Records from a dataset:
start
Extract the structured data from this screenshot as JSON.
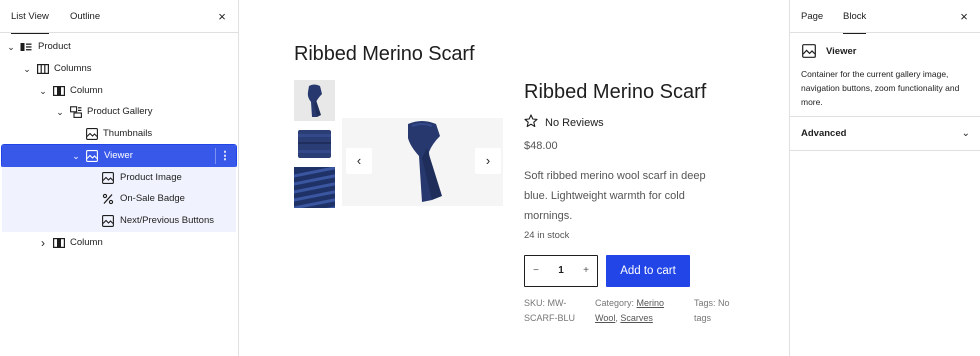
{
  "left_panel": {
    "tabs": [
      "List View",
      "Outline"
    ],
    "close": "×",
    "tree": [
      {
        "label": "Product",
        "chev": "⌄",
        "icon": "product-icon"
      },
      {
        "label": "Columns",
        "chev": "⌄",
        "icon": "columns-icon"
      },
      {
        "label": "Column",
        "chev": "⌄",
        "icon": "column-icon"
      },
      {
        "label": "Product Gallery",
        "chev": "⌄",
        "icon": "gallery-icon"
      },
      {
        "label": "Thumbnails",
        "chev": "",
        "icon": "image-icon"
      },
      {
        "label": "Viewer",
        "chev": "⌄",
        "icon": "image-icon",
        "options": "⋮"
      },
      {
        "label": "Product Image",
        "chev": "",
        "icon": "image-icon"
      },
      {
        "label": "On-Sale Badge",
        "chev": "",
        "icon": "percent-icon"
      },
      {
        "label": "Next/Previous Buttons",
        "chev": "",
        "icon": "image-icon"
      },
      {
        "label": "Column",
        "chev": "›",
        "icon": "column-icon"
      }
    ]
  },
  "canvas": {
    "page_title": "Ribbed Merino Scarf",
    "product_title": "Ribbed Merino Scarf",
    "reviews": "No Reviews",
    "price": "$48.00",
    "description": "Soft ribbed merino wool scarf in deep blue. Lightweight warmth for cold mornings.",
    "stock": "24 in stock",
    "quantity": {
      "minus": "−",
      "value": "1",
      "plus": "+"
    },
    "add_to_cart": "Add to cart",
    "gallery_prev": "‹",
    "gallery_next": "›",
    "meta": {
      "sku_line1": "SKU: MW-",
      "sku_line2": "SCARF-BLU",
      "category_label": "Category: ",
      "category_link1": "Merino",
      "category_link2": "Wool",
      "category_sep": ", ",
      "category_link3": "Scarves",
      "tags_line1": "Tags: No",
      "tags_line2": "tags"
    }
  },
  "right_panel": {
    "tabs": [
      "Page",
      "Block"
    ],
    "close": "×",
    "block_name": "Viewer",
    "block_description": "Container for the current gallery image, navigation buttons, zoom functionality and more.",
    "advanced_label": "Advanced",
    "advanced_chev": "⌄"
  },
  "colors": {
    "accent": "#3858e9",
    "button": "#2145e6",
    "scarf": "#26386e"
  }
}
end
Task:
Output the data above without changes, apart from leaving out the pictures.

Correct response:
Extract the structured data from this screenshot as JSON.
{
  "left_panel": {
    "tabs": [
      "List View",
      "Outline"
    ],
    "close": "×",
    "tree": [
      {
        "label": "Product",
        "chev": "⌄",
        "icon": "product-icon"
      },
      {
        "label": "Columns",
        "chev": "⌄",
        "icon": "columns-icon"
      },
      {
        "label": "Column",
        "chev": "⌄",
        "icon": "column-icon"
      },
      {
        "label": "Product Gallery",
        "chev": "⌄",
        "icon": "gallery-icon"
      },
      {
        "label": "Thumbnails",
        "chev": "",
        "icon": "image-icon"
      },
      {
        "label": "Viewer",
        "chev": "⌄",
        "icon": "image-icon",
        "options": "⋮"
      },
      {
        "label": "Product Image",
        "chev": "",
        "icon": "image-icon"
      },
      {
        "label": "On-Sale Badge",
        "chev": "",
        "icon": "percent-icon"
      },
      {
        "label": "Next/Previous Buttons",
        "chev": "",
        "icon": "image-icon"
      },
      {
        "label": "Column",
        "chev": "›",
        "icon": "column-icon"
      }
    ]
  },
  "canvas": {
    "page_title": "Ribbed Merino Scarf",
    "product_title": "Ribbed Merino Scarf",
    "reviews": "No Reviews",
    "price": "$48.00",
    "description": "Soft ribbed merino wool scarf in deep blue. Lightweight warmth for cold mornings.",
    "stock": "24 in stock",
    "quantity": {
      "minus": "−",
      "value": "1",
      "plus": "+"
    },
    "add_to_cart": "Add to cart",
    "gallery_prev": "‹",
    "gallery_next": "›",
    "meta": {
      "sku_line1": "SKU: MW-",
      "sku_line2": "SCARF-BLU",
      "category_label": "Category: ",
      "category_link1": "Merino",
      "category_link2": "Wool",
      "category_sep": ", ",
      "category_link3": "Scarves",
      "tags_line1": "Tags: No",
      "tags_line2": "tags"
    }
  },
  "right_panel": {
    "tabs": [
      "Page",
      "Block"
    ],
    "close": "×",
    "block_name": "Viewer",
    "block_description": "Container for the current gallery image, navigation buttons, zoom functionality and more.",
    "advanced_label": "Advanced",
    "advanced_chev": "⌄"
  },
  "colors": {
    "accent": "#3858e9",
    "button": "#2145e6",
    "scarf": "#26386e"
  }
}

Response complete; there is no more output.